> Challenges:
#1 Summarize the commit page in two sentences.
#2 Reproduce the commit page starting at "committerAndrew Morton <akpm@linux-foundation.org>" and ending at "split the folio.".
#3 Resume the commit page from its last line.

]> git.ipfire.org Git - thirdparty/linux.git/commitdiff
mm/rmap: integrate PMD-mapped folio splitting into pagewalk loop
authorLance Yang <ioworker0@gmail.com>
Fri, 14 Jun 2024 01:51:37 +0000 (09:51 +0800)
committerAndrew Morton <akpm@linux-foundation.org>
Thu, 4 Jul 2024 02:30:08 +0000 (19:30 -0700)
In preparation for supporting try_to_unmap_one() to unmap PMD-mapped
folios, start the pagewalk first, then call split_huge_pmd_address() to
split the folio.

Link: https://lkml.kernel.org/r/20240614015138.31461-3-ioworker0@gmail.com
Signed-off-by: Lance Yang <ioworker0@gmail.com>
Suggested-by: David Hildenbrand <david@redhat.com>
Acked-by: David Hildenbrand <david@redhat.com>
Suggested-by: Baolin Wang <baolin.wang@linux.alibaba.com>
Acked-by: Zi Yan <ziy@nvidia.com>
Cc: Bang Li <libang.li@antgroup.com>
Cc: Barry Song <baohua@kernel.org>
Cc: Fangrui Song <maskray@google.com>
Cc: Jeff Xie <xiehuan09@gmail.com>
Cc: Kefeng Wang <wangkefeng.wang@huawei.com>
Cc: Matthew Wilcox (Oracle) <willy@infradead.org>
Cc: Michal Hocko <mhocko@suse.com>
Cc: Minchan Kim <minchan@kernel.org>
Cc: Muchun Song <songmuchun@bytedance.com>
Cc: Peter Xu <peterx@redhat.com>
Cc: Ryan Roberts <ryan.roberts@arm.com>
Cc: SeongJae Park <sj@kernel.org>
Cc: Yang Shi <shy828301@gmail.com>
Cc: Yin Fengwei <fengwei.yin@intel.com>
Cc: Zach O'Keefe <zokeefe@google.com>
Signed-off-by: Andrew Morton <akpm@linux-foundation.org>
include/linux/huge_mm.h
include/linux/rmap.h
mm/huge_memory.c
mm/rmap.c

index 7ad41de5eaea40011d9031f585f6aff5dab91d57..9f720b0731c42fcc5398a0a4f636c8a3e0a61ba2 100644 (file)

> Layout element entries:
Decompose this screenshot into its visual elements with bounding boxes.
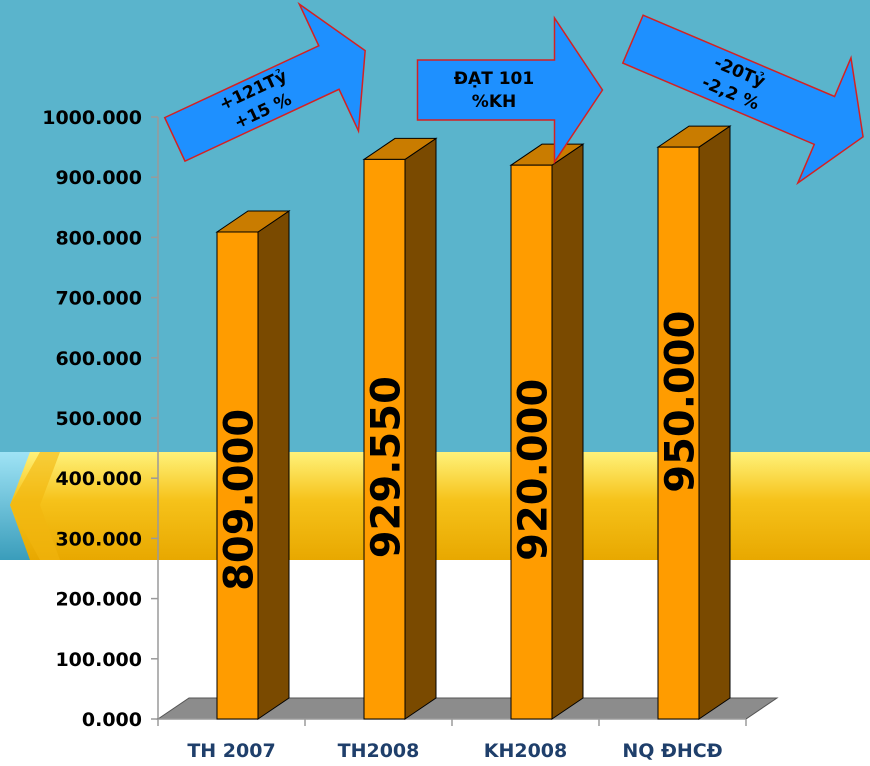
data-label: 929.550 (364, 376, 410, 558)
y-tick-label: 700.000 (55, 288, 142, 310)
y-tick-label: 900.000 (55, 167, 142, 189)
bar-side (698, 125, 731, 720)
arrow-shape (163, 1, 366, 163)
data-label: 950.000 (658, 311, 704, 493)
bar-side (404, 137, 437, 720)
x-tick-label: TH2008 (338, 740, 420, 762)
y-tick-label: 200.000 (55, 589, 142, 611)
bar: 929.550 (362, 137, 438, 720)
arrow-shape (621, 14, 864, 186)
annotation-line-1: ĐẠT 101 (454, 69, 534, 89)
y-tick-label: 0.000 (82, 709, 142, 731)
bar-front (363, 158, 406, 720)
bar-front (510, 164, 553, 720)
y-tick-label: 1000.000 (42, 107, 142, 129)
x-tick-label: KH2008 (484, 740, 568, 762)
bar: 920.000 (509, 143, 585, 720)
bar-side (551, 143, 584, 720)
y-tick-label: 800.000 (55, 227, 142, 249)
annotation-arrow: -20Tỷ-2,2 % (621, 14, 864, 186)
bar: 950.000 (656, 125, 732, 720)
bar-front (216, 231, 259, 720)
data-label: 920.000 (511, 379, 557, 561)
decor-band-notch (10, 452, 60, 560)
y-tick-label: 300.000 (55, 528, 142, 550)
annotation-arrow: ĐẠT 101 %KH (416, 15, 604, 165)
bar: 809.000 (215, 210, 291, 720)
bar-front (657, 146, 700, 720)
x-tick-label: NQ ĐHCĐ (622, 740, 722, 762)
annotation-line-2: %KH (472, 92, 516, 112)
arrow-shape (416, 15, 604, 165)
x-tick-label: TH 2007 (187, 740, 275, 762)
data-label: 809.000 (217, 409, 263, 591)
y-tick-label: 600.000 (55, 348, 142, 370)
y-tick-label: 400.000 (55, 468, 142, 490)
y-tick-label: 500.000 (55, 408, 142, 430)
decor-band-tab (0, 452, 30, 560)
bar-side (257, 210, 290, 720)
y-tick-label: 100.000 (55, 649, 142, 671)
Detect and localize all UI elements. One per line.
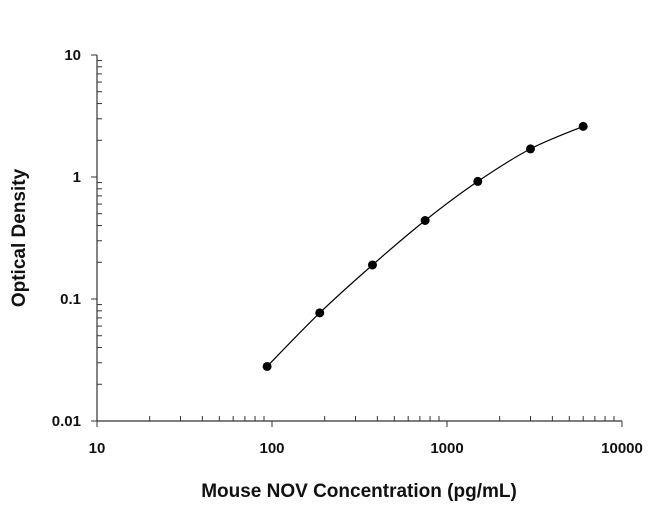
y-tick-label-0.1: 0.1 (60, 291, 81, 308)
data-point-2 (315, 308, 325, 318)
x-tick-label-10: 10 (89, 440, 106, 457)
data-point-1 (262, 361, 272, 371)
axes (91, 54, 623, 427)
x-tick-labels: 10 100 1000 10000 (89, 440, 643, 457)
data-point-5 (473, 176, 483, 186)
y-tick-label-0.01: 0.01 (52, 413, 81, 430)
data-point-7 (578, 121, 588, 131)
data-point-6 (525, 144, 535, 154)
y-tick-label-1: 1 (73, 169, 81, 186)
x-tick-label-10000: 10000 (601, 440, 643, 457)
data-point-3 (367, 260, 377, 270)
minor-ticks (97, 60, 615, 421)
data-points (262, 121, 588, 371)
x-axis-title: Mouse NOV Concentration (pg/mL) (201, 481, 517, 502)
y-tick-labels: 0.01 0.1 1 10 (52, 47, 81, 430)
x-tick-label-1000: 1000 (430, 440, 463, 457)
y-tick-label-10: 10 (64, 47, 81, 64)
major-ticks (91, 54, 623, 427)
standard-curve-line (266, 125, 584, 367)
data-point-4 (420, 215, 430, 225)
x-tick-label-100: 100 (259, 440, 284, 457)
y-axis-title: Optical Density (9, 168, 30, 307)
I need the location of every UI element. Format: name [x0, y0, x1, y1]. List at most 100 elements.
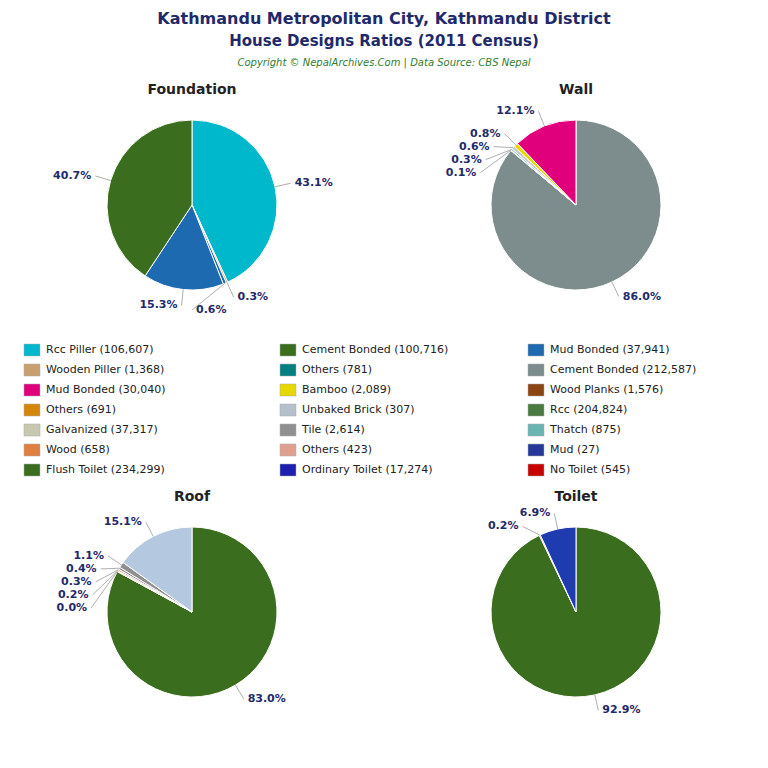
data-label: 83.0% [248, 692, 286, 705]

> Per-task answers:
#1 The commit "mm/rmap: integrate PMD-mapped folio splitting into pagewalk loop," authored by Lance Yang and committed by Andrew Morton, prepares for try_to_unmap_one() to unmap PMD-mapped folios. To do so, it starts the pagewalk first and then calls split_huge_pmd_address() to split the folio, and the page lists include/linux/huge_mm.h, include/linux/rmap.h, mm/huge_memory.c and mm/rmap.c as the affected files.

#2
committerAndrew Morton <akpm@linux-foundation.org>
Thu, 4 Jul 2024 02:30:08 +0000 (19:30 -0700)
In preparation for supporting try_to_unmap_one() to unmap PMD-mapped
folios, start the pagewalk first, then call split_huge_pmd_address() to
split the folio.

#3
@@ -428,6 +428,9 @@ static inline bool thp_migration_supported(void)
        return IS_ENABLED(CONFIG_ARCH_ENABLE_THP_MIGRATION);
 }
 
+void split_huge_pmd_locked(struct vm_area_struct *vma, unsigned long address,
+                          pmd_t *pmd, bool freeze, struct folio *folio);
+
 #else /* CONFIG_TRANSPARENT_HUGEPAGE */
 
 static inline bool folio_test_pmd_mappable(struct folio *folio)
@@ -490,6 +493,9 @@ static inline void __split_huge_pmd(struct vm_area_struct *vma, pmd_t *pmd,
                unsigned long address, bool freeze, struct folio *folio) {}
 static inline void split_huge_pmd_address(struct vm_area_struct *vma,
                unsigned long address, bool freeze, struct folio *folio) {}
+static inline void split_huge_pmd_locked(struct vm_area_struct *vma,
+                                        unsigned long address, pmd_t *pmd,
+                                        bool freeze, struct folio *folio) {}
 
 #define split_huge_pud(__vma, __pmd, __address)        \
        do { } while (0)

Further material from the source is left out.